The entries that follow should be written out exactly.

** START **

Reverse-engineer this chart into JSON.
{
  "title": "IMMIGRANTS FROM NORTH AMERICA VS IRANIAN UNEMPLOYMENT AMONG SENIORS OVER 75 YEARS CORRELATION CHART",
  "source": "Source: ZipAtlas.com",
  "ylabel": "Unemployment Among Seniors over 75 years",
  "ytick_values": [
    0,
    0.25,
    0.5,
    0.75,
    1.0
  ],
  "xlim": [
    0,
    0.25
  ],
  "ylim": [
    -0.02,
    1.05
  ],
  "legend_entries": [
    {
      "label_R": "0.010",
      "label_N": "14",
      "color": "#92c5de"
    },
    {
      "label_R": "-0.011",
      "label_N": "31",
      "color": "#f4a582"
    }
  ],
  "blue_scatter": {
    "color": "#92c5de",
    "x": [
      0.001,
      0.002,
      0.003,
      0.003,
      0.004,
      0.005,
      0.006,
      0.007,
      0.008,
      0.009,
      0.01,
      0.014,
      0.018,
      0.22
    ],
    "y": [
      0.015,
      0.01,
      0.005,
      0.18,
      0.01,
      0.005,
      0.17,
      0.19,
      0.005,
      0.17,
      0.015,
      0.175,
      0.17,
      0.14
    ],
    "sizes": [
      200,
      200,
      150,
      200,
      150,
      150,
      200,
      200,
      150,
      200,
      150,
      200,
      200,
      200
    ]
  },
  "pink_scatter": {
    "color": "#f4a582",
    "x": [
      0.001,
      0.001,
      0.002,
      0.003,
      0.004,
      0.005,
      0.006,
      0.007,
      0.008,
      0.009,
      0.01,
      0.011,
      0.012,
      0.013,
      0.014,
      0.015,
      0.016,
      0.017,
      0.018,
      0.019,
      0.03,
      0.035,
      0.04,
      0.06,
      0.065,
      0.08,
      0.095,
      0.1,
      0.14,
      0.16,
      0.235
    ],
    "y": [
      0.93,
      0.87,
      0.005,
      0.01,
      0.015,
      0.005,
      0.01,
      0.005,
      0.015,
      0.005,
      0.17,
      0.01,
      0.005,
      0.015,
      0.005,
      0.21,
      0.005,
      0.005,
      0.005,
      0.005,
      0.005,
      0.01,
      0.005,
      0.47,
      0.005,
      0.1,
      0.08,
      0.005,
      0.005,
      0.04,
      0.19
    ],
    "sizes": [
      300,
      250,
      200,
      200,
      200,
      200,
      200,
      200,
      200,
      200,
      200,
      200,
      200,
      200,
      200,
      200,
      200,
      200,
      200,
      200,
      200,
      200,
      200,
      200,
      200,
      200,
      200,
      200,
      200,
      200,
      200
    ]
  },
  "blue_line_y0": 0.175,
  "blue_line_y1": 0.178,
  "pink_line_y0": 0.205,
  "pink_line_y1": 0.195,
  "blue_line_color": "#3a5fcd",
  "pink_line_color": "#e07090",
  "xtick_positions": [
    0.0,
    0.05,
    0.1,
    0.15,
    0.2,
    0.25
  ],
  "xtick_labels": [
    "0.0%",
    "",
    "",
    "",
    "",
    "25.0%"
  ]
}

** END **

__The result__:
Reverse-engineer this chart into JSON.
{
  "title": "IMMIGRANTS FROM NORTH AMERICA VS IRANIAN UNEMPLOYMENT AMONG SENIORS OVER 75 YEARS CORRELATION CHART",
  "source": "Source: ZipAtlas.com",
  "ylabel": "Unemployment Among Seniors over 75 years",
  "ytick_values": [
    0,
    0.25,
    0.5,
    0.75,
    1.0
  ],
  "xlim": [
    0,
    0.25
  ],
  "ylim": [
    -0.02,
    1.05
  ],
  "legend_entries": [
    {
      "label_R": "0.010",
      "label_N": "14",
      "color": "#92c5de"
    },
    {
      "label_R": "-0.011",
      "label_N": "31",
      "color": "#f4a582"
    }
  ],
  "blue_scatter": {
    "color": "#92c5de",
    "x": [
      0.001,
      0.002,
      0.003,
      0.003,
      0.004,
      0.005,
      0.006,
      0.007,
      0.008,
      0.009,
      0.01,
      0.014,
      0.018,
      0.22
    ],
    "y": [
      0.015,
      0.01,
      0.005,
      0.18,
      0.01,
      0.005,
      0.17,
      0.19,
      0.005,
      0.17,
      0.015,
      0.175,
      0.17,
      0.14
    ],
    "sizes": [
      200,
      200,
      150,
      200,
      150,
      150,
      200,
      200,
      150,
      200,
      150,
      200,
      200,
      200
    ]
  },
  "pink_scatter": {
    "color": "#f4a582",
    "x": [
      0.001,
      0.001,
      0.002,
      0.003,
      0.004,
      0.005,
      0.006,
      0.007,
      0.008,
      0.009,
      0.01,
      0.011,
      0.012,
      0.013,
      0.014,
      0.015,
      0.016,
      0.017,
      0.018,
      0.019,
      0.03,
      0.035,
      0.04,
      0.06,
      0.065,
      0.08,
      0.095,
      0.1,
      0.14,
      0.16,
      0.235
    ],
    "y": [
      0.93,
      0.87,
      0.005,
      0.01,
      0.015,
      0.005,
      0.01,
      0.005,
      0.015,
      0.005,
      0.17,
      0.01,
      0.005,
      0.015,
      0.005,
      0.21,
      0.005,
      0.005,
      0.005,
      0.005,
      0.005,
      0.01,
      0.005,
      0.47,
      0.005,
      0.1,
      0.08,
      0.005,
      0.005,
      0.04,
      0.19
    ],
    "sizes": [
      300,
      250,
      200,
      200,
      200,
      200,
      200,
      200,
      200,
      200,
      200,
      200,
      200,
      200,
      200,
      200,
      200,
      200,
      200,
      200,
      200,
      200,
      200,
      200,
      200,
      200,
      200,
      200,
      200,
      200,
      200
    ]
  },
  "blue_line_y0": 0.175,
  "blue_line_y1": 0.178,
  "pink_line_y0": 0.205,
  "pink_line_y1": 0.195,
  "blue_line_color": "#3a5fcd",
  "pink_line_color": "#e07090",
  "xtick_positions": [
    0.0,
    0.05,
    0.1,
    0.15,
    0.2,
    0.25
  ],
  "xtick_labels": [
    "0.0%",
    "",
    "",
    "",
    "",
    "25.0%"
  ]
}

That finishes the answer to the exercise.